[Begin SOURCE]
Plants usually don’t get as much love as cute animals. Sometimes it’s hard to get people fired up about an endangered plant.
But Jane Kramer’s trying to do that anyway.
She’s a fine art photographer. She takes photos of the shadows of rare or threatened plants, and then prints them on paper she makes out of invasive plants like garlic mustard and purple loosestrife.
We met up at Kent Lake in southeast Michigan.
“We’re going to put in our kayaks just off this little park, go around the bend, and there are a few patches of American lotus which is what we’re going to photograph the shadow of,” she says, as we take the kayaks down off her car.
We paddle up to a patch of American lotus, its huge yellow petals sticking up out of the water. My job is to hold a white foam board behind the flower, and keep it very, very still.
“We’re going to try to get close to it so I can shoot from one side and then capture the shadow on the whiteboard while you hold it behind it,” says Kramer.
[End SOURCE]
[Begin SUPPLIED DATA]
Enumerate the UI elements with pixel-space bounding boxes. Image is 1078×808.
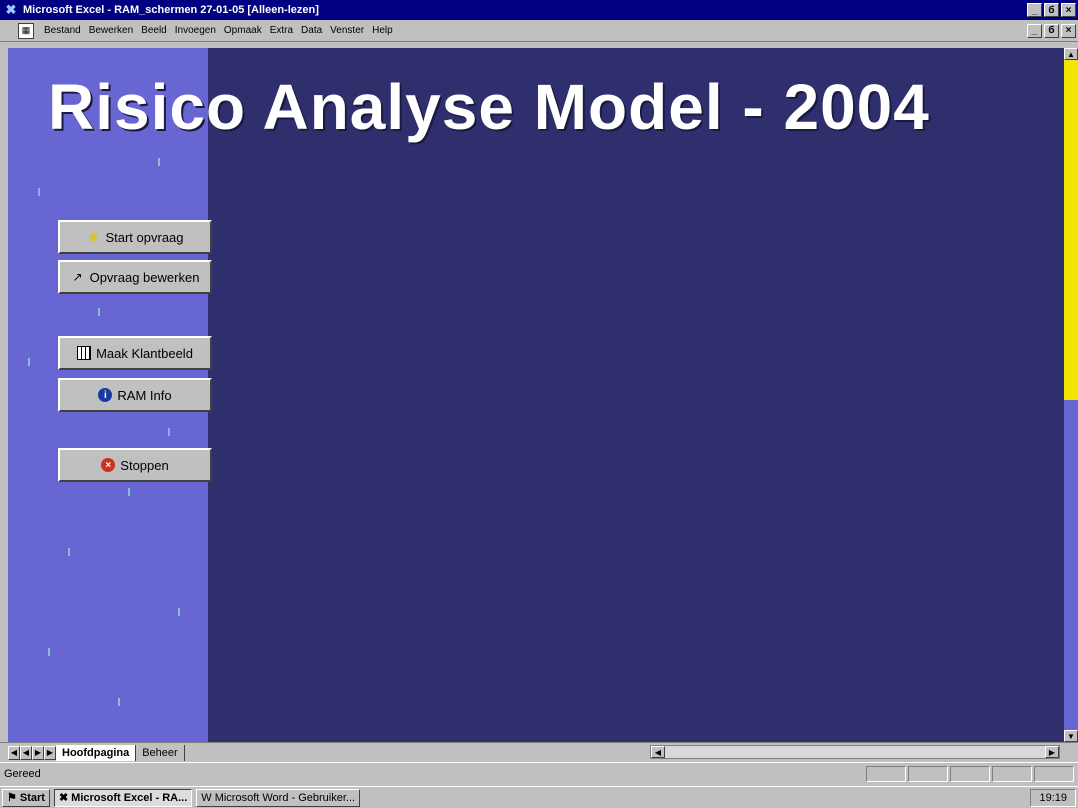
[End SUPPLIED DATA]
[Begin SUPPLIED DATA]
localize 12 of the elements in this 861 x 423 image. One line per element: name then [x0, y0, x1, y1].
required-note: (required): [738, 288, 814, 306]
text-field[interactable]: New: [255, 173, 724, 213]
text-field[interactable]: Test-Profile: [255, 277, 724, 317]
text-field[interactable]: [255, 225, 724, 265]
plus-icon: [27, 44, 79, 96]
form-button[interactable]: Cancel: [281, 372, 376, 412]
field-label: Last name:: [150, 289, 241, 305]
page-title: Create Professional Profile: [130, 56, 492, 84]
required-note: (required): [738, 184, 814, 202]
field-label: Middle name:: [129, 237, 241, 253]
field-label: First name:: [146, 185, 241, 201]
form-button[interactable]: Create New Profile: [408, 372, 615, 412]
[End SUPPLIED DATA]
[Begin SUPPLIED DATA]
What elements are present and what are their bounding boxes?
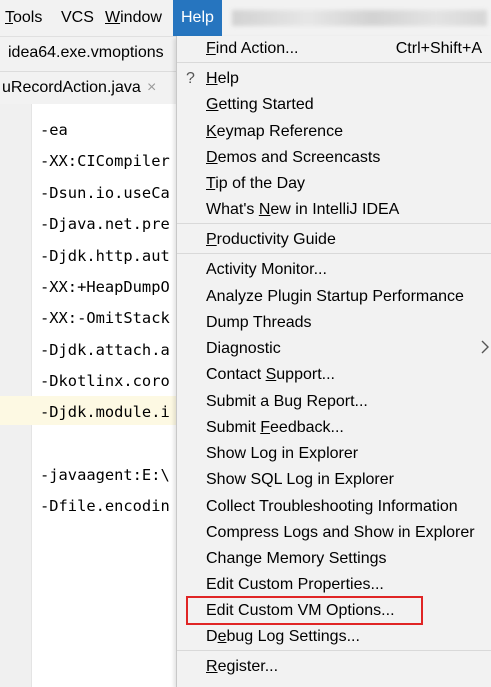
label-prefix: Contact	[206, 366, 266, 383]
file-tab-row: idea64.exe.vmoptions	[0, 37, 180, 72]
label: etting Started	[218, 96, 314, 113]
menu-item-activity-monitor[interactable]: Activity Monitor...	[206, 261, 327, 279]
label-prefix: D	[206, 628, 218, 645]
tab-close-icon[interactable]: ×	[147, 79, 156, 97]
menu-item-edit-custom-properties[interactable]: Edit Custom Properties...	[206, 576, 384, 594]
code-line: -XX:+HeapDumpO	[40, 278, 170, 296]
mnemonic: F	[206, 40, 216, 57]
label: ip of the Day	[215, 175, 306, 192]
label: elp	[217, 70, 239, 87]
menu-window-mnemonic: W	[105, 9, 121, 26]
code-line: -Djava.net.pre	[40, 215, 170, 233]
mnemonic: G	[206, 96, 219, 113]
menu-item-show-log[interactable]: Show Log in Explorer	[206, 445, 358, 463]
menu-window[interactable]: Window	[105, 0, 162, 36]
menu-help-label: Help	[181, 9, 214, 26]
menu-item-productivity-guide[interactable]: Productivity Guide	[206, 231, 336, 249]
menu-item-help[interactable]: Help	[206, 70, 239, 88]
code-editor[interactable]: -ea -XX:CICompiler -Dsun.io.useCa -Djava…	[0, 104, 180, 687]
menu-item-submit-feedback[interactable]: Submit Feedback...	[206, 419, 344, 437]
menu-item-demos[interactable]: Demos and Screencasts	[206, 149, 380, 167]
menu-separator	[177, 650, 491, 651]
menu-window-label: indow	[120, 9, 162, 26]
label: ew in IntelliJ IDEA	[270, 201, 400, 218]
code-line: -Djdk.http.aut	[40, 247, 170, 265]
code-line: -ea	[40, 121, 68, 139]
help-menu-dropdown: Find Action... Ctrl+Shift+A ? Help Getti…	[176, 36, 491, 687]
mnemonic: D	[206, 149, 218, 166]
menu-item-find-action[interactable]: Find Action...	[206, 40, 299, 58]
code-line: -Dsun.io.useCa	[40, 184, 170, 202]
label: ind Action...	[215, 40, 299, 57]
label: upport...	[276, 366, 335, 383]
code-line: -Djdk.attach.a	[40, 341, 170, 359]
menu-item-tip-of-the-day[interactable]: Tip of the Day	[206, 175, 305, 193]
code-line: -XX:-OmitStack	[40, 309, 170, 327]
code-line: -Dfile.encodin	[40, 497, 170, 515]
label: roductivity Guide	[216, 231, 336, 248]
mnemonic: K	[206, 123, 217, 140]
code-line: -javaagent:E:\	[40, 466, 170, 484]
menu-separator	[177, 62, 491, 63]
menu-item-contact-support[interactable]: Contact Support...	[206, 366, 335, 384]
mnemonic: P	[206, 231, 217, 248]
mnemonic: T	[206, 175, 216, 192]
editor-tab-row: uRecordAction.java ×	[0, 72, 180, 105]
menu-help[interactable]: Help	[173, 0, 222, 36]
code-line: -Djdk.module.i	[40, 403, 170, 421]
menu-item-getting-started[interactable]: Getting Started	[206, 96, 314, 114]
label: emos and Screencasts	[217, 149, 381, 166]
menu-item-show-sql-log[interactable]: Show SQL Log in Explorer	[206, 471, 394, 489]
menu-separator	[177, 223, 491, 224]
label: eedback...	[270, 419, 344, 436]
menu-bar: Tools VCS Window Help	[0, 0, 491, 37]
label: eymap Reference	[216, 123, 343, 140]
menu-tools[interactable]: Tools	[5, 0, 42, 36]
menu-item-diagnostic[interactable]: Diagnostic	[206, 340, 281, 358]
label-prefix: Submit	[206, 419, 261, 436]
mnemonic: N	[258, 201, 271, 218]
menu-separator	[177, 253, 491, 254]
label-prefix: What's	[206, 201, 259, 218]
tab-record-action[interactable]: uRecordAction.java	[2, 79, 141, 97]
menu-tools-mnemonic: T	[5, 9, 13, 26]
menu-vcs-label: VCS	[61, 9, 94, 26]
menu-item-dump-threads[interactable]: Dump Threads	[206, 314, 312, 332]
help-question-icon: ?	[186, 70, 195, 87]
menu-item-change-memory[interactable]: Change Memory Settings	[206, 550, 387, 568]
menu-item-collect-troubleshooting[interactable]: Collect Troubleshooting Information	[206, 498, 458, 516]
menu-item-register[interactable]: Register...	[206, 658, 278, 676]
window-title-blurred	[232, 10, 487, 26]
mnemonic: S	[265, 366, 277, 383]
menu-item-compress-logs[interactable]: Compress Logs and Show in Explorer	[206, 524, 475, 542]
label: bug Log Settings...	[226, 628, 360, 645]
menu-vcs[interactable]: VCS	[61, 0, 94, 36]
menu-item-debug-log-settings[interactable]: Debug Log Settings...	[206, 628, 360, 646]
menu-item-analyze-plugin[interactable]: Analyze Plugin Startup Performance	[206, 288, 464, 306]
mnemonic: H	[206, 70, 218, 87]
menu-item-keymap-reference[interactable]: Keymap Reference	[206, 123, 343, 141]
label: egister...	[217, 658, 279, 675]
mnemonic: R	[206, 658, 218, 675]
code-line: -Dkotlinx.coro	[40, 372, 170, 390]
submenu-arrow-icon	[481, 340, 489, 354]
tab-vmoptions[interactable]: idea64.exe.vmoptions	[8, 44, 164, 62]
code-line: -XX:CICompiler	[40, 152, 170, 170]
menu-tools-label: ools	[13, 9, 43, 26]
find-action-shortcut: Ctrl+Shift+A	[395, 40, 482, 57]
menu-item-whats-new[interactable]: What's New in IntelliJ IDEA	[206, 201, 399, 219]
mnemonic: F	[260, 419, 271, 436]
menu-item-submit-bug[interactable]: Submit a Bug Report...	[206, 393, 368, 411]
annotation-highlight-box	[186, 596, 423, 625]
[End SUPPLIED DATA]
• EXERCISE INSTRUCTIONS
Retype the passage about Jane Kramer photographing the shadows of rare plants in full, word for word.

• WORKED SOLUTION
Plants usually don’t get as much love as cute animals. Sometimes it’s hard to get people fired up about an endangered plant.
But Jane Kramer’s trying to do that anyway.
She’s a fine art photographer. She takes photos of the shadows of rare or threatened plants, and then prints them on paper she makes out of invasive plants like garlic mustard and purple loosestrife.
We met up at Kent Lake in southeast Michigan.
“We’re going to put in our kayaks just off this little park, go around the bend, and there are a few patches of American lotus which is what we’re going to photograph the shadow of,” she says, as we take the kayaks down off her car.
We paddle up to a patch of American lotus, its huge yellow petals sticking up out of the water. My job is to hold a white foam board behind the flower, and keep it very, very still.
“We’re going to try to get close to it so I can shoot from one side and then capture the shadow on the whiteboard while you hold it behind it,” says Kramer.